**Work item:**
Copy out the genealogy news excerpt below in full, word for word.

U.S., Cemetery and Funeral Home Collection, 1847–2017
Georgia, Death Index, 1919–1998
U.S., Obituary Collection, 1930–2017
Tacoma, Washington, Obituary Index, 1882–2015
Lodz Names Added to USHMM Holocaust Survivors and Victims Database
The United States Holocaust Memorial Museum recently added 68,009 name records to its Holocaust Survivors and Victims Database taken from the collection “The Elders of the Jews in the Lodz Ghetto.” You can request and immediately receive digital copies of the original documents in your email. Search at https://secure.ushmm.org/online/hsv/source_view.php?Sourceid=25274.
JewishGen Plans to Award Grants
JewishGen has announced plans to stimulate new initiatives, productivity and creativity by issuing “Ignition & Signature Grants” that will result in additional records being accessible on JewishGen's databases, and to expand this effort beyond our traditional sources of material. Jewish genealogical and historical societies, as well as any community based organizations, such as a synagogues, schools and libraries, are encouraged to apply.

**Dataset content:**
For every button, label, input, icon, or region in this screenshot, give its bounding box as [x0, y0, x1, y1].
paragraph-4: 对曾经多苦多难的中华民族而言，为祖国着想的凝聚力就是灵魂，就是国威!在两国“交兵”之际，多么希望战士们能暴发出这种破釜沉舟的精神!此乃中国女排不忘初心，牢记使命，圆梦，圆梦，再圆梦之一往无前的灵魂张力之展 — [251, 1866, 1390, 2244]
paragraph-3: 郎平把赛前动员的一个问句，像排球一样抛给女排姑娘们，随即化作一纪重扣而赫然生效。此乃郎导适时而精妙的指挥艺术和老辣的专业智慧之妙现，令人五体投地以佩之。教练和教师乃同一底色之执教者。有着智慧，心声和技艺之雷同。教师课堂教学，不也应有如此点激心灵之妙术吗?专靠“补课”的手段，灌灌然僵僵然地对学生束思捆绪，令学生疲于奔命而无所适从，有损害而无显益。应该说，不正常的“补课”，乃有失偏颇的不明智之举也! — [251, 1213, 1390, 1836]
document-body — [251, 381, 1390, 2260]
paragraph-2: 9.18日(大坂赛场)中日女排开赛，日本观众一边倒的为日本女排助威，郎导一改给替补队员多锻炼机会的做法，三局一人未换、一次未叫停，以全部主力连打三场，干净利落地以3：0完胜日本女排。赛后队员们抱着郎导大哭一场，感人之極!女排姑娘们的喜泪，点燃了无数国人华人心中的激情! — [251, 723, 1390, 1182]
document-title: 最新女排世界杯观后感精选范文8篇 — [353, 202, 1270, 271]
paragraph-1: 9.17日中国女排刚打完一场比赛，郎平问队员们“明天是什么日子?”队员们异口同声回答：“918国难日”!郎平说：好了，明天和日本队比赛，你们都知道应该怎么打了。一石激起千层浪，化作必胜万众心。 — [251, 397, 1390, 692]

**Expected output:**
U.S., Cemetery and Funeral Home Collection, 1847–2017
Georgia, Death Index, 1919–1998
U.S., Obituary Collection, 1930–2017
Tacoma, Washington, Obituary Index, 1882–2015
Lodz Names Added to USHMM Holocaust Survivors and Victims Database
The United States Holocaust Memorial Museum recently added 68,009 name records to its Holocaust Survivors and Victims Database taken from the collection “The Elders of the Jews in the Lodz Ghetto.” You can request and immediately receive digital copies of the original documents in your email. Search at https://secure.ushmm.org/online/hsv/source_view.php?Sourceid=25274.
JewishGen Plans to Award Grants
JewishGen has announced plans to stimulate new initiatives, productivity and creativity by issuing “Ignition & Signature Grants” that will result in additional records being accessible on JewishGen's databases, and to expand this effort beyond our traditional sources of material. Jewish genealogical and historical societies, as well as any community based organizations, such as a synagogues, schools and libraries, are encouraged to apply.